AIM OF THE EXERCISE → Return each entry exactly, with none missing.

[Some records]

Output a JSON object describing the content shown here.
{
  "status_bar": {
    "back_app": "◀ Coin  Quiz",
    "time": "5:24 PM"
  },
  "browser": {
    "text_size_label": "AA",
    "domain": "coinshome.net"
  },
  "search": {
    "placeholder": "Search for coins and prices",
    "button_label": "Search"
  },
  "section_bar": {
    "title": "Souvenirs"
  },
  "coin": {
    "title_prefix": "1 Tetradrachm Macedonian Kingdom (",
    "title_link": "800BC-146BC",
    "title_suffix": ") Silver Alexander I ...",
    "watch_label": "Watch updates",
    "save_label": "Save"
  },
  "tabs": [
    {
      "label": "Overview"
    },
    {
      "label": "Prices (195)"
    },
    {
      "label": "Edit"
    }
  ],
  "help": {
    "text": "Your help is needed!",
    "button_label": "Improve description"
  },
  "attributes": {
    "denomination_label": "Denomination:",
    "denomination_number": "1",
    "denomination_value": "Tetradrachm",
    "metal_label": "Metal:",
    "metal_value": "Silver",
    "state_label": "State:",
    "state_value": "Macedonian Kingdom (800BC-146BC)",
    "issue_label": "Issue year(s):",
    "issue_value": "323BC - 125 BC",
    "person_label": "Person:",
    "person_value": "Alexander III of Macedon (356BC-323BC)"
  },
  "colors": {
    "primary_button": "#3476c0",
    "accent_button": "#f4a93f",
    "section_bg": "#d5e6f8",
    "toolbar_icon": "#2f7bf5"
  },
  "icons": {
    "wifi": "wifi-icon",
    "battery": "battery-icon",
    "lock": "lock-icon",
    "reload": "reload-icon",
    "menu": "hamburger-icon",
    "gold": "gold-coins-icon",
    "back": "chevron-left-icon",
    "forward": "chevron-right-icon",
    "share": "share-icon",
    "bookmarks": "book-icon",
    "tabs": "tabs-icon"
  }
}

OUTPUT FOR THIS TASK →
Output a JSON object describing the content shown here.
{
  "status_bar": {
    "back_app": "◀ Coin  Quiz",
    "time": "5:24 PM"
  },
  "browser": {
    "text_size_label": "AA",
    "domain": "coinshome.net"
  },
  "search": {
    "placeholder": "Search for coins and prices",
    "button_label": "Search"
  },
  "section_bar": {
    "title": "Souvenirs"
  },
  "coin": {
    "title_prefix": "1 Tetradrachm Macedonian Kingdom (",
    "title_link": "800BC-146BC",
    "title_suffix": ") Silver Alexander I ...",
    "watch_label": "Watch updates",
    "save_label": "Save"
  },
  "tabs": [
    {
      "label": "Overview"
    },
    {
      "label": "Prices (195)"
    },
    {
      "label": "Edit"
    }
  ],
  "help": {
    "text": "Your help is needed!",
    "button_label": "Improve description"
  },
  "attributes": {
    "denomination_label": "Denomination:",
    "denomination_number": "1",
    "denomination_value": "Tetradrachm",
    "metal_label": "Metal:",
    "metal_value": "Silver",
    "state_label": "State:",
    "state_value": "Macedonian Kingdom (800BC-146BC)",
    "issue_label": "Issue year(s):",
    "issue_value": "323BC - 125 BC",
    "person_label": "Person:",
    "person_value": "Alexander III of Macedon (356BC-323BC)"
  },
  "colors": {
    "primary_button": "#3476c0",
    "accent_button": "#f4a93f",
    "section_bg": "#d5e6f8",
    "toolbar_icon": "#2f7bf5"
  },
  "icons": {
    "wifi": "wifi-icon",
    "battery": "battery-icon",
    "lock": "lock-icon",
    "reload": "reload-icon",
    "menu": "hamburger-icon",
    "gold": "gold-coins-icon",
    "back": "chevron-left-icon",
    "forward": "chevron-right-icon",
    "share": "share-icon",
    "bookmarks": "book-icon",
    "tabs": "tabs-icon"
  }
}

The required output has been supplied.